WHAT IS EXPECTED:
Retype precisely the section of the data that starts at the line containing "Decode this image" and runs to its final line, ends included.

═════ RECORDS TO USE

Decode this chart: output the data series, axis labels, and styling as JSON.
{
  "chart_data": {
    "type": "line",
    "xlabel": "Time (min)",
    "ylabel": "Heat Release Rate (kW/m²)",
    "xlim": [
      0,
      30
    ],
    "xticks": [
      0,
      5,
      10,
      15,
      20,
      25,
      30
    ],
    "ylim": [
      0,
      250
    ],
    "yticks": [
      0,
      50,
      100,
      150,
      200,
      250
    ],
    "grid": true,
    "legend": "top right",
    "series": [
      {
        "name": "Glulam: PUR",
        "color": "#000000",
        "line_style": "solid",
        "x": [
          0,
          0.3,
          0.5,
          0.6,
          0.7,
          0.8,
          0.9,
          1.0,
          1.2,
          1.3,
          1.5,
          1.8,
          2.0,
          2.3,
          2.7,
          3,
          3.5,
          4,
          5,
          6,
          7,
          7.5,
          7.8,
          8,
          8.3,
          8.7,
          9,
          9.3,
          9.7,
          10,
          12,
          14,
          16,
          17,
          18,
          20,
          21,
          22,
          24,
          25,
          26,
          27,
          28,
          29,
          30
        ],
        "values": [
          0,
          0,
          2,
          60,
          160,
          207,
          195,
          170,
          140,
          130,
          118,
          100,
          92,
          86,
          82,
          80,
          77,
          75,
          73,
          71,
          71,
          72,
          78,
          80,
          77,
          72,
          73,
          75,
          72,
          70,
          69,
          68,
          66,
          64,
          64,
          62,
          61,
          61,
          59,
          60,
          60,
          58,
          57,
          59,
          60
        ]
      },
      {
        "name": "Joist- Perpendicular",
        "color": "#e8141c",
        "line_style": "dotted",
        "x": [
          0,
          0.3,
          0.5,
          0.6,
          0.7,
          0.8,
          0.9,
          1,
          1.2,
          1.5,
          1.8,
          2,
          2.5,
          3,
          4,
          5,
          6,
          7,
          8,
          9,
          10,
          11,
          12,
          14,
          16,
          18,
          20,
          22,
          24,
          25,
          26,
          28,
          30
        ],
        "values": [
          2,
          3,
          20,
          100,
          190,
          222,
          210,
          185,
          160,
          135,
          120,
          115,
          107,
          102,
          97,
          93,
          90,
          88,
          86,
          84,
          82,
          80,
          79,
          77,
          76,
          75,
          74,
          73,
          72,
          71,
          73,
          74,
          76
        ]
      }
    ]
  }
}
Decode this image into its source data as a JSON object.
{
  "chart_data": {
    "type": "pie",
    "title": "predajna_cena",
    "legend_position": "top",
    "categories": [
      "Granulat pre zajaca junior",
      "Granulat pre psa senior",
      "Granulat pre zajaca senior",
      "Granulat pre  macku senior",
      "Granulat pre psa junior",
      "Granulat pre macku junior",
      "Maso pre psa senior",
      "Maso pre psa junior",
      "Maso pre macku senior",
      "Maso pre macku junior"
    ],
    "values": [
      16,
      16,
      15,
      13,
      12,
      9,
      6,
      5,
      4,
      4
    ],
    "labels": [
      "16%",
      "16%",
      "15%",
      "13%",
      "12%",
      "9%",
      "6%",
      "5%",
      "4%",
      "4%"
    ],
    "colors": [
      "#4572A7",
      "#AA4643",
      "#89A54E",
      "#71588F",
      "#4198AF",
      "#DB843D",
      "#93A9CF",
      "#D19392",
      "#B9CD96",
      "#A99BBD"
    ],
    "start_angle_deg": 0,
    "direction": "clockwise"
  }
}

══════════

OUTPUT OF THE TASK:
Decode this image into its source data as a JSON object.
{
  "chart_data": {
    "type": "pie",
    "title": "predajna_cena",
    "legend_position": "top",
    "categories": [
      "Granulat pre zajaca junior",
      "Granulat pre psa senior",
      "Granulat pre zajaca senior",
      "Granulat pre  macku senior",
      "Granulat pre psa junior",
      "Granulat pre macku junior",
      "Maso pre psa senior",
      "Maso pre psa junior",
      "Maso pre macku senior",
      "Maso pre macku junior"
    ],
    "values": [
      16,
      16,
      15,
      13,
      12,
      9,
      6,
      5,
      4,
      4
    ],
    "labels": [
      "16%",
      "16%",
      "15%",
      "13%",
      "12%",
      "9%",
      "6%",
      "5%",
      "4%",
      "4%"
    ],
    "colors": [
      "#4572A7",
      "#AA4643",
      "#89A54E",
      "#71588F",
      "#4198AF",
      "#DB843D",
      "#93A9CF",
      "#D19392",
      "#B9CD96",
      "#A99BBD"
    ],
    "start_angle_deg": 0,
    "direction": "clockwise"
  }
}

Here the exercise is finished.